** Start Provided records **
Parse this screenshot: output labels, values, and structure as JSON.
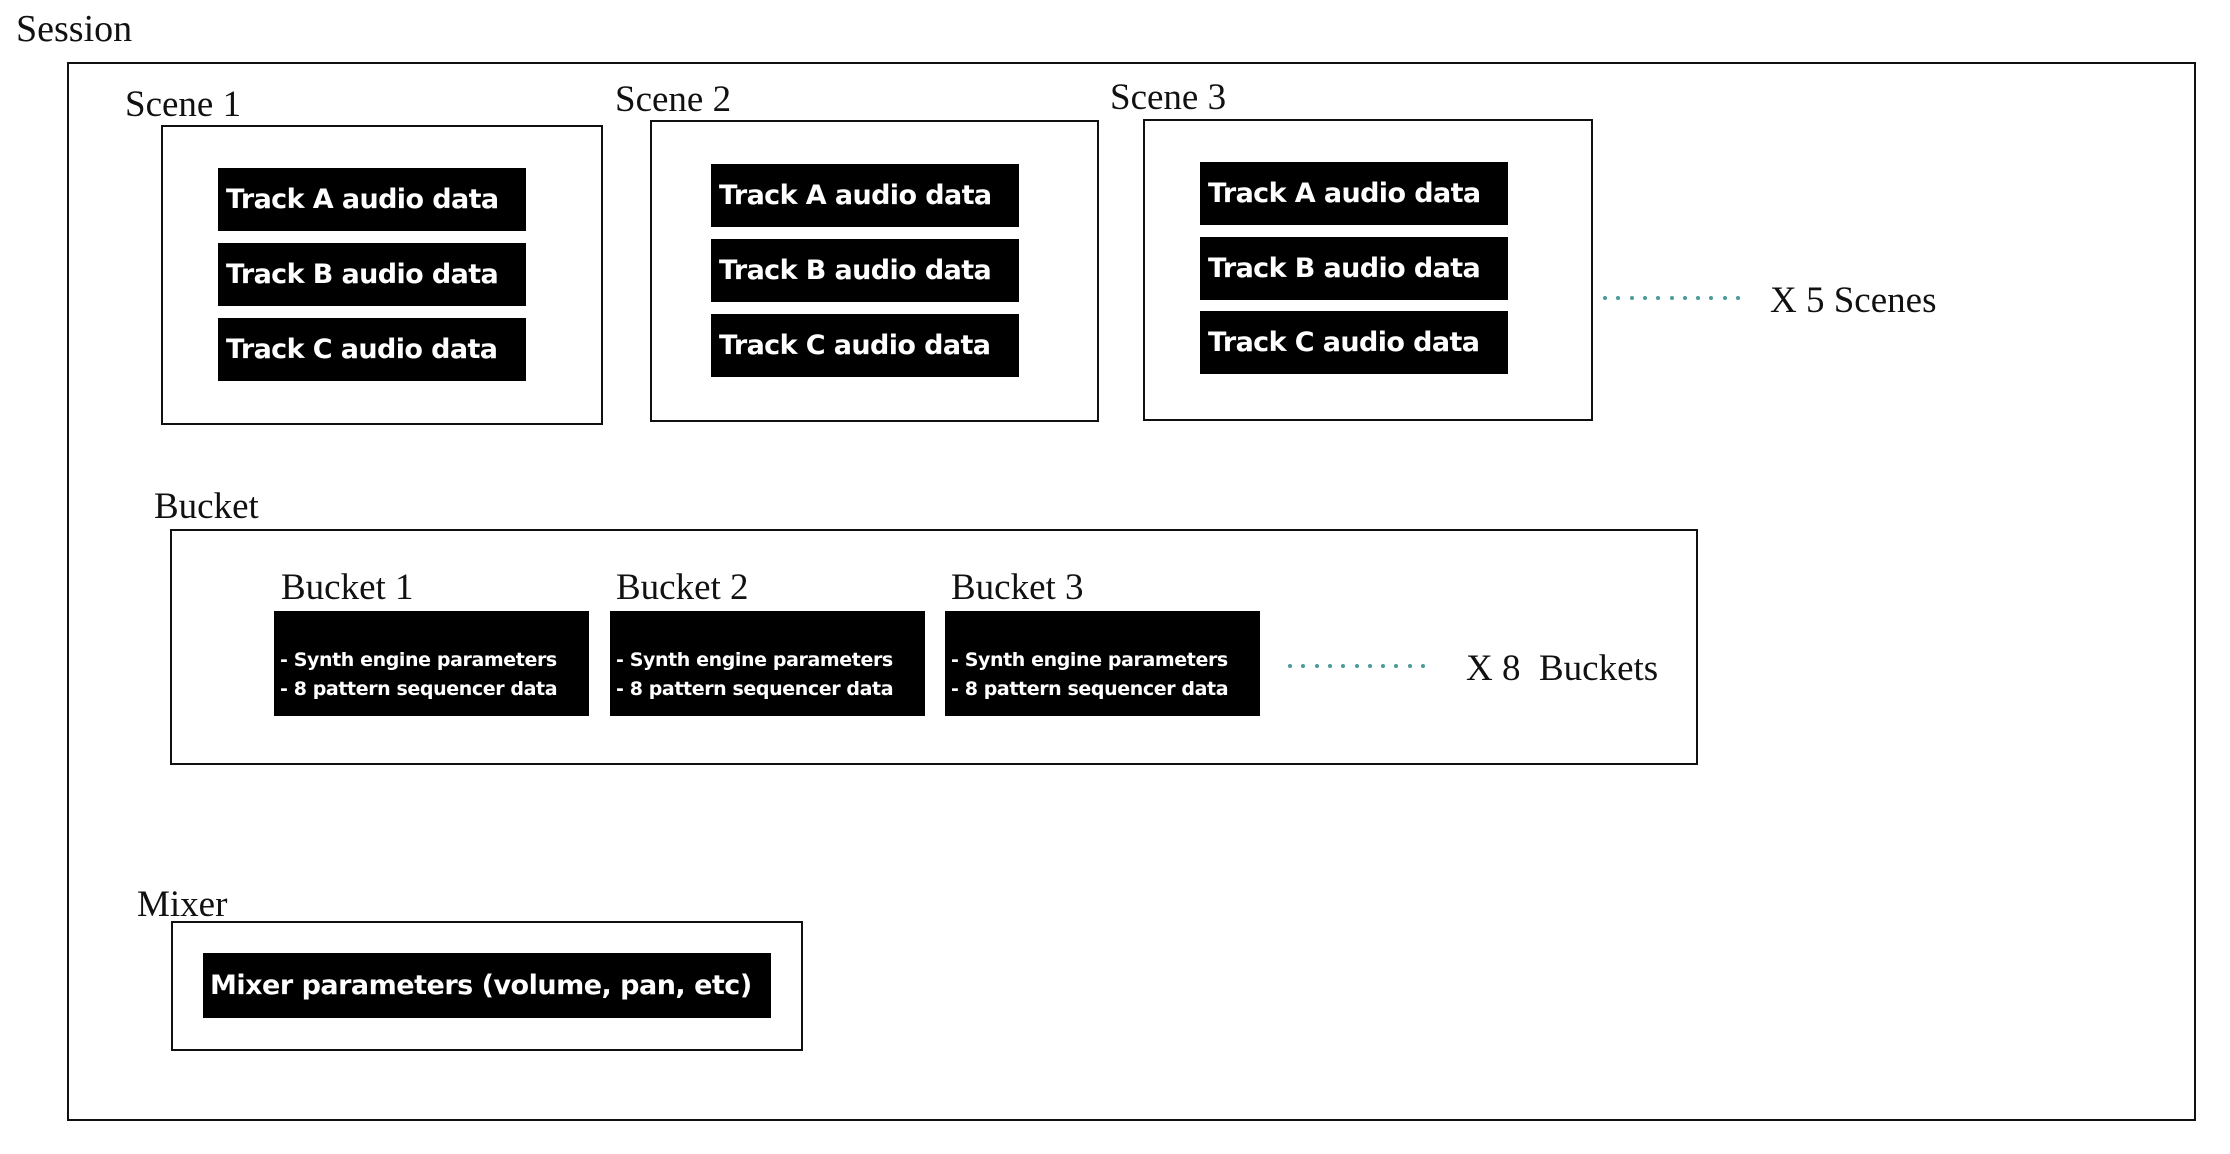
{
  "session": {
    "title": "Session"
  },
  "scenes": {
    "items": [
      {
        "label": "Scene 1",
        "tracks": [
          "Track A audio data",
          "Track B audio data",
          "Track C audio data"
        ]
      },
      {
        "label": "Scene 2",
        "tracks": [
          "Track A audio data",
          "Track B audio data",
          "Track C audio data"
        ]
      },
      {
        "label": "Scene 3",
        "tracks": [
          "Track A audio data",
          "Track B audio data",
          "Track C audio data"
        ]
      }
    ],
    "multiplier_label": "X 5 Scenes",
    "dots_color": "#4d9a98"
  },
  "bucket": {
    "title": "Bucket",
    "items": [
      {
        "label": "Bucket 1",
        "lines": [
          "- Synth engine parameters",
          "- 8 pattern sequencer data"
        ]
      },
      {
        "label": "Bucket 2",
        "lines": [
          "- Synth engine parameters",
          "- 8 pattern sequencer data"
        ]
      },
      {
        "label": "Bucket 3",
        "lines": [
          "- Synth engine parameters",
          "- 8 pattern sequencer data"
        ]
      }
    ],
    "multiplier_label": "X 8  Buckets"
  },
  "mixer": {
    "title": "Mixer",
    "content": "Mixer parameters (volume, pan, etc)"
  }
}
** End Provided records **
* **Job**
Please repeat the entries exactly. Do not include the pictures.

* **Result of the exercise**
Parse this screenshot: output labels, values, and structure as JSON.
{
  "session": {
    "title": "Session"
  },
  "scenes": {
    "items": [
      {
        "label": "Scene 1",
        "tracks": [
          "Track A audio data",
          "Track B audio data",
          "Track C audio data"
        ]
      },
      {
        "label": "Scene 2",
        "tracks": [
          "Track A audio data",
          "Track B audio data",
          "Track C audio data"
        ]
      },
      {
        "label": "Scene 3",
        "tracks": [
          "Track A audio data",
          "Track B audio data",
          "Track C audio data"
        ]
      }
    ],
    "multiplier_label": "X 5 Scenes",
    "dots_color": "#4d9a98"
  },
  "bucket": {
    "title": "Bucket",
    "items": [
      {
        "label": "Bucket 1",
        "lines": [
          "- Synth engine parameters",
          "- 8 pattern sequencer data"
        ]
      },
      {
        "label": "Bucket 2",
        "lines": [
          "- Synth engine parameters",
          "- 8 pattern sequencer data"
        ]
      },
      {
        "label": "Bucket 3",
        "lines": [
          "- Synth engine parameters",
          "- 8 pattern sequencer data"
        ]
      }
    ],
    "multiplier_label": "X 8  Buckets"
  },
  "mixer": {
    "title": "Mixer",
    "content": "Mixer parameters (volume, pan, etc)"
  }
}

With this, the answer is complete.